◆ **YOUR INSTRUCTIONS**: Write out exactly the lines from the one containing "Read out every word on this page." through the last line of the records below, including both.
---- RAW DATA
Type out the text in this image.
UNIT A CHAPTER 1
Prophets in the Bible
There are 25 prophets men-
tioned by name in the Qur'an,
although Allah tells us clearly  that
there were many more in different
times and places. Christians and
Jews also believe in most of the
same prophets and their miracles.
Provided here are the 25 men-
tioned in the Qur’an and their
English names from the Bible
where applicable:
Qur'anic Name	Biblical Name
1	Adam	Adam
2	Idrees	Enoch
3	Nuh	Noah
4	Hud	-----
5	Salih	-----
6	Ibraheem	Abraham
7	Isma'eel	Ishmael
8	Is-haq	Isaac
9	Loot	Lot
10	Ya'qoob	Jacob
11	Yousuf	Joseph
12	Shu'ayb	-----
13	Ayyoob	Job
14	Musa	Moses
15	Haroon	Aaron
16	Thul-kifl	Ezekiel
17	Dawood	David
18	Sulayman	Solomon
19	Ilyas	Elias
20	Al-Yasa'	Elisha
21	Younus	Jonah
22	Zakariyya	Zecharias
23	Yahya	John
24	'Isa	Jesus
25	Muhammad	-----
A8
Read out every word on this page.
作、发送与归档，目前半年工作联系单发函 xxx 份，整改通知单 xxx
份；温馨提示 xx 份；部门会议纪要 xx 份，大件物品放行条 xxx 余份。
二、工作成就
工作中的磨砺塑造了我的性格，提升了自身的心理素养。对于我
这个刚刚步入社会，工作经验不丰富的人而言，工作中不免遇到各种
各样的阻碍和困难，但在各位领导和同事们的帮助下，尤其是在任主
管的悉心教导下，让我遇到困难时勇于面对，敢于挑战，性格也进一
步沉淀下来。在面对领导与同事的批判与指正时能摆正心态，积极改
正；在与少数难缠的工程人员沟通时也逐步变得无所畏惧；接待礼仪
--------
◆ **TASK SOLUTION**:
Read out every word on this page.
作、发送与归档，目前半年工作联系单发函 xxx 份，整改通知单 xxx
份；温馨提示 xx 份；部门会议纪要 xx 份，大件物品放行条 xxx 余份。
二、工作成就
工作中的磨砺塑造了我的性格，提升了自身的心理素养。对于我
这个刚刚步入社会，工作经验不丰富的人而言，工作中不免遇到各种
各样的阻碍和困难，但在各位领导和同事们的帮助下，尤其是在任主
管的悉心教导下，让我遇到困难时勇于面对，敢于挑战，性格也进一
步沉淀下来。在面对领导与同事的批判与指正时能摆正心态，积极改
正；在与少数难缠的工程人员沟通时也逐步变得无所畏惧；接待礼仪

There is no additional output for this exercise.